[Start Exercise material]

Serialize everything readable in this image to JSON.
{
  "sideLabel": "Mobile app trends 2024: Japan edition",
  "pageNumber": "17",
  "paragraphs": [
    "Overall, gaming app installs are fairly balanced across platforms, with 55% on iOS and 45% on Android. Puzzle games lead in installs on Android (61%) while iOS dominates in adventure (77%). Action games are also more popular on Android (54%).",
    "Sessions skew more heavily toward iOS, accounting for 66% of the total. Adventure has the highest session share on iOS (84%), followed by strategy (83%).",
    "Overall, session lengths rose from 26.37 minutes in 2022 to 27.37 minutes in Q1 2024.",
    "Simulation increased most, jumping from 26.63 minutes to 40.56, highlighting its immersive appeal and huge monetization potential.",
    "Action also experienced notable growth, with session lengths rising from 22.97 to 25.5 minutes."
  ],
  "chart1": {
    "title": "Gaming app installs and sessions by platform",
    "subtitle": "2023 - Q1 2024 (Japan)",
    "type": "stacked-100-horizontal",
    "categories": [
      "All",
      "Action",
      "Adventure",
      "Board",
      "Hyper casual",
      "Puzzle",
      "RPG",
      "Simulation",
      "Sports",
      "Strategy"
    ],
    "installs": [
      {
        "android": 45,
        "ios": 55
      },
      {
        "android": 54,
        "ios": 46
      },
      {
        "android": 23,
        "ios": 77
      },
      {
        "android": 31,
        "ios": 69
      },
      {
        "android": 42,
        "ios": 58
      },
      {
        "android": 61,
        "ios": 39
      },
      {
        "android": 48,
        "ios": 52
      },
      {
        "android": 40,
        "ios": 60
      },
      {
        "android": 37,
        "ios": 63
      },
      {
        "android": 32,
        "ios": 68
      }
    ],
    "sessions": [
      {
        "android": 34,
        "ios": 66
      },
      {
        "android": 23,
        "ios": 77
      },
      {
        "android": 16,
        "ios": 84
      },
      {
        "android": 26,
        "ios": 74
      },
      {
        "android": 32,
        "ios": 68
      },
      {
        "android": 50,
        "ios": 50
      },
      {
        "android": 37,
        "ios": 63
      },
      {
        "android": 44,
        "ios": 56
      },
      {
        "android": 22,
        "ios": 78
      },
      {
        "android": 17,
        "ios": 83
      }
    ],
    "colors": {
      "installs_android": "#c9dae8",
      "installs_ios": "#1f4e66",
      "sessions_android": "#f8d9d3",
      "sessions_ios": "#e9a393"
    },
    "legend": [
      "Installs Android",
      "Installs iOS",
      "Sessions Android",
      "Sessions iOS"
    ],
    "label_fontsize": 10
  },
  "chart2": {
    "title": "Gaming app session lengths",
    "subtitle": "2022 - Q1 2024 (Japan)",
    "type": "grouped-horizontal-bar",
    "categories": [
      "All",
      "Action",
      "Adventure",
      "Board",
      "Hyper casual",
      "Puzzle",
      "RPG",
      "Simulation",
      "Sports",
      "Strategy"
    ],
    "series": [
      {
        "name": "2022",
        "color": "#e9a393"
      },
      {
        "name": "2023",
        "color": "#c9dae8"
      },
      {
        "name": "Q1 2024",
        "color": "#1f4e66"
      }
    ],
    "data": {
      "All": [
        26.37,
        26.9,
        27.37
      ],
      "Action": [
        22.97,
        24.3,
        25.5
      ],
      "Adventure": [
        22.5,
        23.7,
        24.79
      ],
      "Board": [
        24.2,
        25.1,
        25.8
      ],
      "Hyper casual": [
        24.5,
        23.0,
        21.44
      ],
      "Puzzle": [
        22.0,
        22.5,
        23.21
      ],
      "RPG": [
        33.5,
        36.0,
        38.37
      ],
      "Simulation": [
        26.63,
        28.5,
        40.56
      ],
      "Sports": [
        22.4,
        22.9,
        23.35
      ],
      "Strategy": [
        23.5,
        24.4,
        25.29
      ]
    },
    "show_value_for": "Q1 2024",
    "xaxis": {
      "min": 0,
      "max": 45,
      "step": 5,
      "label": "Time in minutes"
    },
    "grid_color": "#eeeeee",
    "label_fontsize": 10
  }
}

[End Exercise material]

• Problem details: Quote each line above in full, word for word.

• Output for this task:
Serialize everything readable in this image to JSON.
{
  "sideLabel": "Mobile app trends 2024: Japan edition",
  "pageNumber": "17",
  "paragraphs": [
    "Overall, gaming app installs are fairly balanced across platforms, with 55% on iOS and 45% on Android. Puzzle games lead in installs on Android (61%) while iOS dominates in adventure (77%). Action games are also more popular on Android (54%).",
    "Sessions skew more heavily toward iOS, accounting for 66% of the total. Adventure has the highest session share on iOS (84%), followed by strategy (83%).",
    "Overall, session lengths rose from 26.37 minutes in 2022 to 27.37 minutes in Q1 2024.",
    "Simulation increased most, jumping from 26.63 minutes to 40.56, highlighting its immersive appeal and huge monetization potential.",
    "Action also experienced notable growth, with session lengths rising from 22.97 to 25.5 minutes."
  ],
  "chart1": {
    "title": "Gaming app installs and sessions by platform",
    "subtitle": "2023 - Q1 2024 (Japan)",
    "type": "stacked-100-horizontal",
    "categories": [
      "All",
      "Action",
      "Adventure",
      "Board",
      "Hyper casual",
      "Puzzle",
      "RPG",
      "Simulation",
      "Sports",
      "Strategy"
    ],
    "installs": [
      {
        "android": 45,
        "ios": 55
      },
      {
        "android": 54,
        "ios": 46
      },
      {
        "android": 23,
        "ios": 77
      },
      {
        "android": 31,
        "ios": 69
      },
      {
        "android": 42,
        "ios": 58
      },
      {
        "android": 61,
        "ios": 39
      },
      {
        "android": 48,
        "ios": 52
      },
      {
        "android": 40,
        "ios": 60
      },
      {
        "android": 37,
        "ios": 63
      },
      {
        "android": 32,
        "ios": 68
      }
    ],
    "sessions": [
      {
        "android": 34,
        "ios": 66
      },
      {
        "android": 23,
        "ios": 77
      },
      {
        "android": 16,
        "ios": 84
      },
      {
        "android": 26,
        "ios": 74
      },
      {
        "android": 32,
        "ios": 68
      },
      {
        "android": 50,
        "ios": 50
      },
      {
        "android": 37,
        "ios": 63
      },
      {
        "android": 44,
        "ios": 56
      },
      {
        "android": 22,
        "ios": 78
      },
      {
        "android": 17,
        "ios": 83
      }
    ],
    "colors": {
      "installs_android": "#c9dae8",
      "installs_ios": "#1f4e66",
      "sessions_android": "#f8d9d3",
      "sessions_ios": "#e9a393"
    },
    "legend": [
      "Installs Android",
      "Installs iOS",
      "Sessions Android",
      "Sessions iOS"
    ],
    "label_fontsize": 10
  },
  "chart2": {
    "title": "Gaming app session lengths",
    "subtitle": "2022 - Q1 2024 (Japan)",
    "type": "grouped-horizontal-bar",
    "categories": [
      "All",
      "Action",
      "Adventure",
      "Board",
      "Hyper casual",
      "Puzzle",
      "RPG",
      "Simulation",
      "Sports",
      "Strategy"
    ],
    "series": [
      {
        "name": "2022",
        "color": "#e9a393"
      },
      {
        "name": "2023",
        "color": "#c9dae8"
      },
      {
        "name": "Q1 2024",
        "color": "#1f4e66"
      }
    ],
    "data": {
      "All": [
        26.37,
        26.9,
        27.37
      ],
      "Action": [
        22.97,
        24.3,
        25.5
      ],
      "Adventure": [
        22.5,
        23.7,
        24.79
      ],
      "Board": [
        24.2,
        25.1,
        25.8
      ],
      "Hyper casual": [
        24.5,
        23.0,
        21.44
      ],
      "Puzzle": [
        22.0,
        22.5,
        23.21
      ],
      "RPG": [
        33.5,
        36.0,
        38.37
      ],
      "Simulation": [
        26.63,
        28.5,
        40.56
      ],
      "Sports": [
        22.4,
        22.9,
        23.35
      ],
      "Strategy": [
        23.5,
        24.4,
        25.29
      ]
    },
    "show_value_for": "Q1 2024",
    "xaxis": {
      "min": 0,
      "max": 45,
      "step": 5,
      "label": "Time in minutes"
    },
    "grid_color": "#eeeeee",
    "label_fontsize": 10
  }
}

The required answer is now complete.